# start of Records provided

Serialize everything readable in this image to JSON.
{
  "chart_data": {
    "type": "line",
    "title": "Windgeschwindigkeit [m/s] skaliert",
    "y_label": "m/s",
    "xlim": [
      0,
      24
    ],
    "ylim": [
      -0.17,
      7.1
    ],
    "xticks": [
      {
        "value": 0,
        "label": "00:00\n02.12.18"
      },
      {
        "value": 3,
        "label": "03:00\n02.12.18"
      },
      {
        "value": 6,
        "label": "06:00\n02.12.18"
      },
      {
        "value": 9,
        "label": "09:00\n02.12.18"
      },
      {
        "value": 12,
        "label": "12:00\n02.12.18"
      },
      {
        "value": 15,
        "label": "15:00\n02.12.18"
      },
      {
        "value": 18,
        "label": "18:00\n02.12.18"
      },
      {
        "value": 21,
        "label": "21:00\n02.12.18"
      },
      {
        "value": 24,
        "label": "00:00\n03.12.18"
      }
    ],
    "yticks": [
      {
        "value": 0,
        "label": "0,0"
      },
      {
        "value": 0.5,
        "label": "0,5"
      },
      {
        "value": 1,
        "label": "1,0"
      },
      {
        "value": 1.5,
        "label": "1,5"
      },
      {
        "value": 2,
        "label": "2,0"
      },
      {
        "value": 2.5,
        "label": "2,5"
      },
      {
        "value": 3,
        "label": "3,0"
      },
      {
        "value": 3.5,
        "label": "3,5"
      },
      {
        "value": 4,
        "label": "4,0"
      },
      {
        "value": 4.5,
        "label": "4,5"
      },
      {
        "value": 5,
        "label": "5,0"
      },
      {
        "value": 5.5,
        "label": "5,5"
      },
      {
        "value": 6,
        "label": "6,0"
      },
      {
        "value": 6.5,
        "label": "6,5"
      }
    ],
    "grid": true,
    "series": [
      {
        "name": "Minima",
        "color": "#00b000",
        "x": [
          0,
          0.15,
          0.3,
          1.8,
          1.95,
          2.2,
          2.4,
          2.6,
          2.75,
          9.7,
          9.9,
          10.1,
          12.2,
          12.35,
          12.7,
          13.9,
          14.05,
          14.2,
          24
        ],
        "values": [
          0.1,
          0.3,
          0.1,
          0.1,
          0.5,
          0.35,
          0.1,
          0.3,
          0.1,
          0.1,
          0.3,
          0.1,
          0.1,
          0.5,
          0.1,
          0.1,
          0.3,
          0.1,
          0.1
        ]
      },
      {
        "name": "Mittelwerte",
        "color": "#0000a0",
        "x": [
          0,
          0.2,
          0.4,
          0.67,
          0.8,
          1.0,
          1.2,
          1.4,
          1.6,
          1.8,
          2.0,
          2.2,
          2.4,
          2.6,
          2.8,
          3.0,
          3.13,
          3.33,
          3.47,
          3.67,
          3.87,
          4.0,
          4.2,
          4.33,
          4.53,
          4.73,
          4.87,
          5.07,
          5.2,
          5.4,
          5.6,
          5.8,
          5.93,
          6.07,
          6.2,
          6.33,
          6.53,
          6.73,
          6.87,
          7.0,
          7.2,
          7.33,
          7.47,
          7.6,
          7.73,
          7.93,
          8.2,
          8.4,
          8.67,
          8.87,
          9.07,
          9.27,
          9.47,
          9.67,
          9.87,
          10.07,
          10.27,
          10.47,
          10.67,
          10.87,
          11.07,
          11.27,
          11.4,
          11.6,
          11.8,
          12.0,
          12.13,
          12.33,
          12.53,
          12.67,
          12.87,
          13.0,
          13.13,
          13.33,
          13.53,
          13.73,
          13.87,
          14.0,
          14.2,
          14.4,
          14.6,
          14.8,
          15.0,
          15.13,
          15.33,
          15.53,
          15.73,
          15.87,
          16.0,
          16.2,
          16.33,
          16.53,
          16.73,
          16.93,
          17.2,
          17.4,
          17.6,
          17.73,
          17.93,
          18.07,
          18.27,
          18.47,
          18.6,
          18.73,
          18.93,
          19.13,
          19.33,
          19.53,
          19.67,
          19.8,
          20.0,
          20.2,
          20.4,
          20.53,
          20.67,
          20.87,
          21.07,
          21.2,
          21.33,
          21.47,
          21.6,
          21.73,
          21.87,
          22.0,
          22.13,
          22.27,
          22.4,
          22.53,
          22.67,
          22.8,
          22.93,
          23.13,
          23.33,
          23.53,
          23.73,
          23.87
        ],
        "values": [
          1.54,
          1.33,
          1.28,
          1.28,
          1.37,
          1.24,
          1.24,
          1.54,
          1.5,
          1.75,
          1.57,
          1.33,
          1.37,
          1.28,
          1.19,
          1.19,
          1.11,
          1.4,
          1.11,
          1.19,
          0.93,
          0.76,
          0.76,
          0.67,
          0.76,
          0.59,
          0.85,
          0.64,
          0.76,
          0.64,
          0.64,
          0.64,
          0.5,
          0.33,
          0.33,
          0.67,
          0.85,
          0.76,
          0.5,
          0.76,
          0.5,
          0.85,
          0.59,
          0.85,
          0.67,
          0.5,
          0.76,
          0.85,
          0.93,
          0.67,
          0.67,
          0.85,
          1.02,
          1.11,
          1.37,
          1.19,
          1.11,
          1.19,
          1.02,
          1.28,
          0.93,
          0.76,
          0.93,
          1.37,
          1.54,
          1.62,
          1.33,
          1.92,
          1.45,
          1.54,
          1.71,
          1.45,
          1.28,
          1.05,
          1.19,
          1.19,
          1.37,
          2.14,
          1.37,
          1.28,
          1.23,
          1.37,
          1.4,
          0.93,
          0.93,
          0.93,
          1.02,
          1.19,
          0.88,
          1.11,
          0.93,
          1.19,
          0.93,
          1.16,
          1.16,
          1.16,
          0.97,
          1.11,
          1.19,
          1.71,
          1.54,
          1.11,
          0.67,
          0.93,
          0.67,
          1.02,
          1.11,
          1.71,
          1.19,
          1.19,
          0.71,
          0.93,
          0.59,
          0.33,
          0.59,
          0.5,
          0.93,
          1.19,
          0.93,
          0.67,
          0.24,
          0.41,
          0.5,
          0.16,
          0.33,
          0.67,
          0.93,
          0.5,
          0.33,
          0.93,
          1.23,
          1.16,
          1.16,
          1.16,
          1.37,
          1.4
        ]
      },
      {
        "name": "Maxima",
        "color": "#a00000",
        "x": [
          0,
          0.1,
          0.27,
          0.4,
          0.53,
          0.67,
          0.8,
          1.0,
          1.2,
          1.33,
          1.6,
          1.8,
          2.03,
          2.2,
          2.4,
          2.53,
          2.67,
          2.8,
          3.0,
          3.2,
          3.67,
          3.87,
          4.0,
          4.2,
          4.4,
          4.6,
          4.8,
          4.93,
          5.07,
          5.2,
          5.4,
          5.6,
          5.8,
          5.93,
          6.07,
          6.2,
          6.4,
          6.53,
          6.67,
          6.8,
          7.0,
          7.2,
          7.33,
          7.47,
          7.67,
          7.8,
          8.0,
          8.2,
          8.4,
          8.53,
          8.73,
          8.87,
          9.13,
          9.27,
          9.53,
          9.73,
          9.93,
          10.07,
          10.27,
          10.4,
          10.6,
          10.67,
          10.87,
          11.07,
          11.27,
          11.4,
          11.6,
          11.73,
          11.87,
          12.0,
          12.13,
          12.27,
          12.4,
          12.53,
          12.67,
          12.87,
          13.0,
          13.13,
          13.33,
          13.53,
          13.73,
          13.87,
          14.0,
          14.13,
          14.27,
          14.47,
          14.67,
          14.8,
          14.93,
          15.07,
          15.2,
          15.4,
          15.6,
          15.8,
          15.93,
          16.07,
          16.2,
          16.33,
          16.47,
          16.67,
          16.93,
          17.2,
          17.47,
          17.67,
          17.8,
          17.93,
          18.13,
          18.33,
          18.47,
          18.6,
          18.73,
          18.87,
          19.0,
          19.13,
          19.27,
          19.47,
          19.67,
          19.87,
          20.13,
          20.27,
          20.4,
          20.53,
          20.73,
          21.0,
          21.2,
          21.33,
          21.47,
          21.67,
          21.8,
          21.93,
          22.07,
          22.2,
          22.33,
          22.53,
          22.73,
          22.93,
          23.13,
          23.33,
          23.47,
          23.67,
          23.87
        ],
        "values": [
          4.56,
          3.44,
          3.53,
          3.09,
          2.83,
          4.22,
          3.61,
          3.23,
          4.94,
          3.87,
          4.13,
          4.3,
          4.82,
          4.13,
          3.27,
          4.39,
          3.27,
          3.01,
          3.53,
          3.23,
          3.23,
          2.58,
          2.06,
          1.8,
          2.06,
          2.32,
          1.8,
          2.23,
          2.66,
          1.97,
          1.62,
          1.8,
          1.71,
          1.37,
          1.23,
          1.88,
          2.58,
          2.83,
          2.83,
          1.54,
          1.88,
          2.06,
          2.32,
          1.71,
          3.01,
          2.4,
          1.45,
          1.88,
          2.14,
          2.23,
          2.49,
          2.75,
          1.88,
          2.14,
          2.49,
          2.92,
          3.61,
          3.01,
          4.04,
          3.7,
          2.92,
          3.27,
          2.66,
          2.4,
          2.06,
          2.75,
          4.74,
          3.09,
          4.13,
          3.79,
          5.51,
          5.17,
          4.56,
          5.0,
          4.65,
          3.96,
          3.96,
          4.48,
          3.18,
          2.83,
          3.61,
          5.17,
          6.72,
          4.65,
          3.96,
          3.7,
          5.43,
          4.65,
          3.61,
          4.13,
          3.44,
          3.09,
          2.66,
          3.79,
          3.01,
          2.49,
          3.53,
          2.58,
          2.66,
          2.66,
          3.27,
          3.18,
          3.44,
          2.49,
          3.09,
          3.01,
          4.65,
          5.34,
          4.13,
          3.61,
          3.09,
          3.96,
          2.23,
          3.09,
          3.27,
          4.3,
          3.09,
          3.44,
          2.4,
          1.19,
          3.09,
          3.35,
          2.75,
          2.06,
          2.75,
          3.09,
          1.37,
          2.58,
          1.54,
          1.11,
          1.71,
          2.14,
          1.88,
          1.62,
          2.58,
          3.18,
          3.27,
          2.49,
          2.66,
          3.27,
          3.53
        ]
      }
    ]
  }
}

# end of Records provided

What needs to be done -
Find every line in the records that contains the word "name"; copy those lines.

Full response -
        "name": "Minima",
        "name": "Mittelwerte",
        "name": "Maxima",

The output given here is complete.